What you have to do
Repeat the material exactly, every line of it.

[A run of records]
+++
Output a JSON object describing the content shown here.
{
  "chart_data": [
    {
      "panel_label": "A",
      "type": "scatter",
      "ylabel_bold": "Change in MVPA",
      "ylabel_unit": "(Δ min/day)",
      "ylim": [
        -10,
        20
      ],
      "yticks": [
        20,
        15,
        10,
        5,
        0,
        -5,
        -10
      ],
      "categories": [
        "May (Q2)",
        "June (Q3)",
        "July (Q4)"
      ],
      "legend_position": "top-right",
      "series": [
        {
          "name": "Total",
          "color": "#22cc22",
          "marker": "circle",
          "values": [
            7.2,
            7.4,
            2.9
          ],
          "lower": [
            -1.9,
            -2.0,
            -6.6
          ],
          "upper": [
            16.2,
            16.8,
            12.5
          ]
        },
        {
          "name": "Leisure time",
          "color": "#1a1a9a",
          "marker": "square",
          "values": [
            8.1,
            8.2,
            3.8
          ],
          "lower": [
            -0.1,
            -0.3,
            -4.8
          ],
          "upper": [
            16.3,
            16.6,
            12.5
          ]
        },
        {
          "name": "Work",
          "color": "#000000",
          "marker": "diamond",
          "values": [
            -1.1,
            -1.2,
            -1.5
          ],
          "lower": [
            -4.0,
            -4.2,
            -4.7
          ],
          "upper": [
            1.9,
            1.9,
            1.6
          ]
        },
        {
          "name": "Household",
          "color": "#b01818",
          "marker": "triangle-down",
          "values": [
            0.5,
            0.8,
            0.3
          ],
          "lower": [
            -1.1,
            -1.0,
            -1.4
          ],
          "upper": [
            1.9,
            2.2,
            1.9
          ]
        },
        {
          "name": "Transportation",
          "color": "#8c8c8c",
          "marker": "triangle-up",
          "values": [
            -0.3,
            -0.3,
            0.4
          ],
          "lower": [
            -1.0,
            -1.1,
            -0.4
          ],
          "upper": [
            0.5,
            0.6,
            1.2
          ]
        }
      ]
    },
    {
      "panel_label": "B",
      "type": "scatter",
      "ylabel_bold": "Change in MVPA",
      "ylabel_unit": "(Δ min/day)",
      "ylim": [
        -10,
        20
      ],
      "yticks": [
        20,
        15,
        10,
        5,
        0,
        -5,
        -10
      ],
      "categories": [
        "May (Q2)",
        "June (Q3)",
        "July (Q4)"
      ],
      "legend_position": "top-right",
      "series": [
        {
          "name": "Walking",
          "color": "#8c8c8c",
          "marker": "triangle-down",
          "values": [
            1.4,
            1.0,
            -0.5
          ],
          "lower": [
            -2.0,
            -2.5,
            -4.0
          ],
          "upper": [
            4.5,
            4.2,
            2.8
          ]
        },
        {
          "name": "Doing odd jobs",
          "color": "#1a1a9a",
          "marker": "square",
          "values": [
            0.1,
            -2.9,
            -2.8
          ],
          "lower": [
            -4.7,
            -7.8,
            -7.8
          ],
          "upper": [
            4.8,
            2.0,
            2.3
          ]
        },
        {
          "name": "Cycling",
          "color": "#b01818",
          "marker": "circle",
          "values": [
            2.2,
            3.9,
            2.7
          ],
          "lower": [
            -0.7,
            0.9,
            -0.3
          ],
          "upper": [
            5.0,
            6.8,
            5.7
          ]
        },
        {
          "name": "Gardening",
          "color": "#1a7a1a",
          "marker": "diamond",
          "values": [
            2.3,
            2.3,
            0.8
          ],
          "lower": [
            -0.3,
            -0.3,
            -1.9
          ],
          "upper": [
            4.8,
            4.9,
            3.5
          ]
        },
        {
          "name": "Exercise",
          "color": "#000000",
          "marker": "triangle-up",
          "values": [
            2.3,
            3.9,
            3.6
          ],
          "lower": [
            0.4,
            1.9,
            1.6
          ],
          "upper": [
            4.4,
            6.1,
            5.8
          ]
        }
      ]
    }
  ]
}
+++
Output
Output a JSON object describing the content shown here.
{
  "chart_data": [
    {
      "panel_label": "A",
      "type": "scatter",
      "ylabel_bold": "Change in MVPA",
      "ylabel_unit": "(Δ min/day)",
      "ylim": [
        -10,
        20
      ],
      "yticks": [
        20,
        15,
        10,
        5,
        0,
        -5,
        -10
      ],
      "categories": [
        "May (Q2)",
        "June (Q3)",
        "July (Q4)"
      ],
      "legend_position": "top-right",
      "series": [
        {
          "name": "Total",
          "color": "#22cc22",
          "marker": "circle",
          "values": [
            7.2,
            7.4,
            2.9
          ],
          "lower": [
            -1.9,
            -2.0,
            -6.6
          ],
          "upper": [
            16.2,
            16.8,
            12.5
          ]
        },
        {
          "name": "Leisure time",
          "color": "#1a1a9a",
          "marker": "square",
          "values": [
            8.1,
            8.2,
            3.8
          ],
          "lower": [
            -0.1,
            -0.3,
            -4.8
          ],
          "upper": [
            16.3,
            16.6,
            12.5
          ]
        },
        {
          "name": "Work",
          "color": "#000000",
          "marker": "diamond",
          "values": [
            -1.1,
            -1.2,
            -1.5
          ],
          "lower": [
            -4.0,
            -4.2,
            -4.7
          ],
          "upper": [
            1.9,
            1.9,
            1.6
          ]
        },
        {
          "name": "Household",
          "color": "#b01818",
          "marker": "triangle-down",
          "values": [
            0.5,
            0.8,
            0.3
          ],
          "lower": [
            -1.1,
            -1.0,
            -1.4
          ],
          "upper": [
            1.9,
            2.2,
            1.9
          ]
        },
        {
          "name": "Transportation",
          "color": "#8c8c8c",
          "marker": "triangle-up",
          "values": [
            -0.3,
            -0.3,
            0.4
          ],
          "lower": [
            -1.0,
            -1.1,
            -0.4
          ],
          "upper": [
            0.5,
            0.6,
            1.2
          ]
        }
      ]
    },
    {
      "panel_label": "B",
      "type": "scatter",
      "ylabel_bold": "Change in MVPA",
      "ylabel_unit": "(Δ min/day)",
      "ylim": [
        -10,
        20
      ],
      "yticks": [
        20,
        15,
        10,
        5,
        0,
        -5,
        -10
      ],
      "categories": [
        "May (Q2)",
        "June (Q3)",
        "July (Q4)"
      ],
      "legend_position": "top-right",
      "series": [
        {
          "name": "Walking",
          "color": "#8c8c8c",
          "marker": "triangle-down",
          "values": [
            1.4,
            1.0,
            -0.5
          ],
          "lower": [
            -2.0,
            -2.5,
            -4.0
          ],
          "upper": [
            4.5,
            4.2,
            2.8
          ]
        },
        {
          "name": "Doing odd jobs",
          "color": "#1a1a9a",
          "marker": "square",
          "values": [
            0.1,
            -2.9,
            -2.8
          ],
          "lower": [
            -4.7,
            -7.8,
            -7.8
          ],
          "upper": [
            4.8,
            2.0,
            2.3
          ]
        },
        {
          "name": "Cycling",
          "color": "#b01818",
          "marker": "circle",
          "values": [
            2.2,
            3.9,
            2.7
          ],
          "lower": [
            -0.7,
            0.9,
            -0.3
          ],
          "upper": [
            5.0,
            6.8,
            5.7
          ]
        },
        {
          "name": "Gardening",
          "color": "#1a7a1a",
          "marker": "diamond",
          "values": [
            2.3,
            2.3,
            0.8
          ],
          "lower": [
            -0.3,
            -0.3,
            -1.9
          ],
          "upper": [
            4.8,
            4.9,
            3.5
          ]
        },
        {
          "name": "Exercise",
          "color": "#000000",
          "marker": "triangle-up",
          "values": [
            2.3,
            3.9,
            3.6
          ],
          "lower": [
            0.4,
            1.9,
            1.6
          ],
          "upper": [
            4.4,
            6.1,
            5.8
          ]
        }
      ]
    }
  ]
}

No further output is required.